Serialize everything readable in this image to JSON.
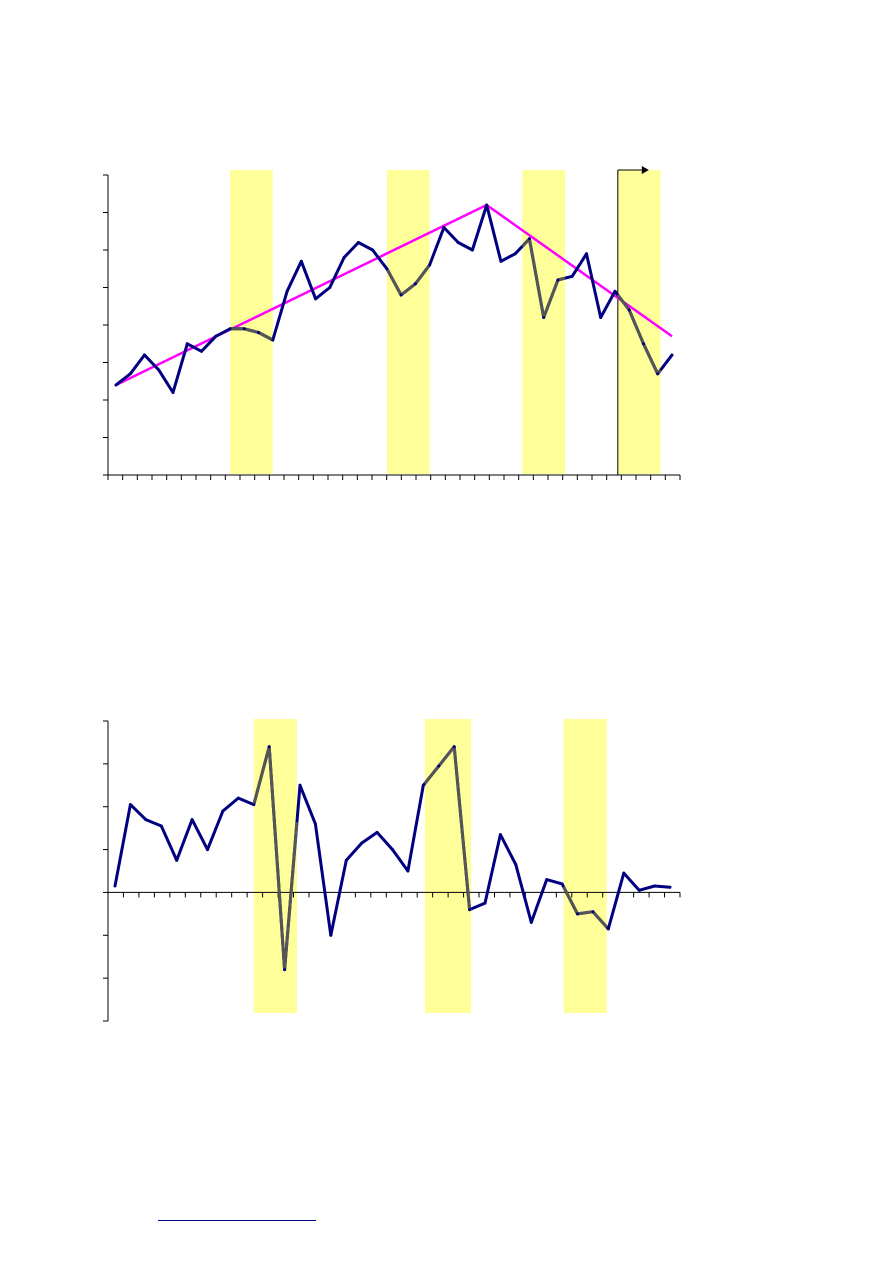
{
  "colors": {
    "series_line": "#000080",
    "trend_line": "#ff00ff",
    "shaded_band": "#ffff99",
    "band_overlay_line": "#555555",
    "axis": "#000000",
    "footnote_rule": "#000080"
  },
  "chart_data": [
    {
      "type": "line",
      "title": "",
      "xlabel": "",
      "ylabel": "",
      "grid": false,
      "x_tick_count": 40,
      "y_tick_count": 8,
      "ylim": [
        0,
        8
      ],
      "series": [
        {
          "values": [
            2.4,
            2.7,
            3.2,
            2.8,
            2.2,
            3.5,
            3.3,
            3.7,
            3.9,
            3.9,
            3.8,
            3.6,
            4.9,
            5.7,
            4.7,
            5.0,
            5.8,
            6.2,
            6.0,
            5.5,
            4.8,
            5.1,
            5.6,
            6.6,
            6.2,
            6.0,
            7.2,
            5.7,
            5.9,
            6.3,
            4.2,
            5.2,
            5.3,
            5.9,
            4.2,
            4.9,
            4.4,
            3.5,
            2.7,
            3.2
          ]
        }
      ],
      "trend_segments": [
        {
          "x_start": 0,
          "y_start": 2.4,
          "x_end": 26,
          "y_end": 7.2
        },
        {
          "x_start": 26,
          "y_start": 7.2,
          "x_end": 39,
          "y_end": 3.7
        }
      ],
      "shaded_bands": [
        {
          "x_start": 8,
          "x_end": 11
        },
        {
          "x_start": 19,
          "x_end": 22
        },
        {
          "x_start": 28.5,
          "x_end": 31.5
        },
        {
          "x_start": 35.2,
          "x_end": 38.2
        }
      ],
      "marker_x": 35.2
    },
    {
      "type": "line",
      "title": "",
      "xlabel": "",
      "ylabel": "",
      "grid": false,
      "x_tick_count": 38,
      "y_tick_count": 7,
      "ylim": [
        -3,
        4
      ],
      "series": [
        {
          "values": [
            0.15,
            2.05,
            1.7,
            1.55,
            0.75,
            1.7,
            1.0,
            1.9,
            2.2,
            2.05,
            3.4,
            -1.8,
            2.5,
            1.6,
            -1.0,
            0.75,
            1.15,
            1.4,
            1.0,
            0.5,
            2.5,
            2.95,
            3.4,
            -0.4,
            -0.25,
            1.35,
            0.65,
            -0.7,
            0.3,
            0.2,
            -0.5,
            -0.45,
            -0.85,
            0.45,
            0.05,
            0.15,
            0.12
          ]
        }
      ],
      "shaded_bands": [
        {
          "x_start": 9,
          "x_end": 11.8
        },
        {
          "x_start": 20.1,
          "x_end": 23.1
        },
        {
          "x_start": 29.1,
          "x_end": 31.9
        }
      ]
    }
  ]
}
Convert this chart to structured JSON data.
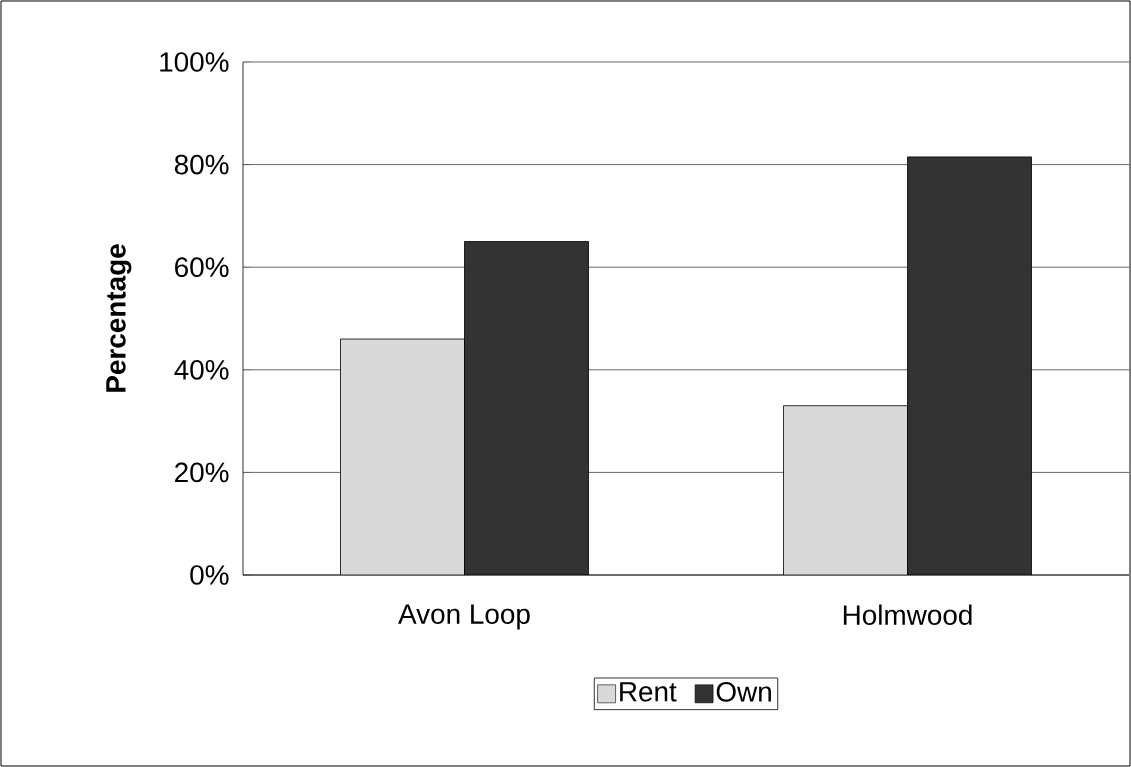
{
  "chart_data": {
    "type": "bar",
    "ylabel": "Percentage",
    "categories": [
      "Avon Loop",
      "Holmwood"
    ],
    "series": [
      {
        "name": "Rent",
        "color": "#d9d9d9",
        "values": [
          46,
          33
        ]
      },
      {
        "name": "Own",
        "color": "#333333",
        "values": [
          65,
          81.5
        ]
      }
    ],
    "ylim": [
      0,
      100
    ],
    "yticks": [
      {
        "value": 0,
        "label": "0%"
      },
      {
        "value": 20,
        "label": "20%"
      },
      {
        "value": 40,
        "label": "40%"
      },
      {
        "value": 60,
        "label": "60%"
      },
      {
        "value": 80,
        "label": "80%"
      },
      {
        "value": 100,
        "label": "100%"
      }
    ],
    "grid": "y",
    "legend": "bottom"
  }
}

++++

* **Instructions for the task**
Omit the pictures and print again exactly the lines from the one with "Convert this chart to structured JSON data." through the final line of the entries, both ends included.

* **Task answer**
Convert this chart to structured JSON data.
{
  "chart_data": {
    "type": "bar",
    "ylabel": "Percentage",
    "categories": [
      "Avon Loop",
      "Holmwood"
    ],
    "series": [
      {
        "name": "Rent",
        "color": "#d9d9d9",
        "values": [
          46,
          33
        ]
      },
      {
        "name": "Own",
        "color": "#333333",
        "values": [
          65,
          81.5
        ]
      }
    ],
    "ylim": [
      0,
      100
    ],
    "yticks": [
      {
        "value": 0,
        "label": "0%"
      },
      {
        "value": 20,
        "label": "20%"
      },
      {
        "value": 40,
        "label": "40%"
      },
      {
        "value": 60,
        "label": "60%"
      },
      {
        "value": 80,
        "label": "80%"
      },
      {
        "value": 100,
        "label": "100%"
      }
    ],
    "grid": "y",
    "legend": "bottom"
  }
}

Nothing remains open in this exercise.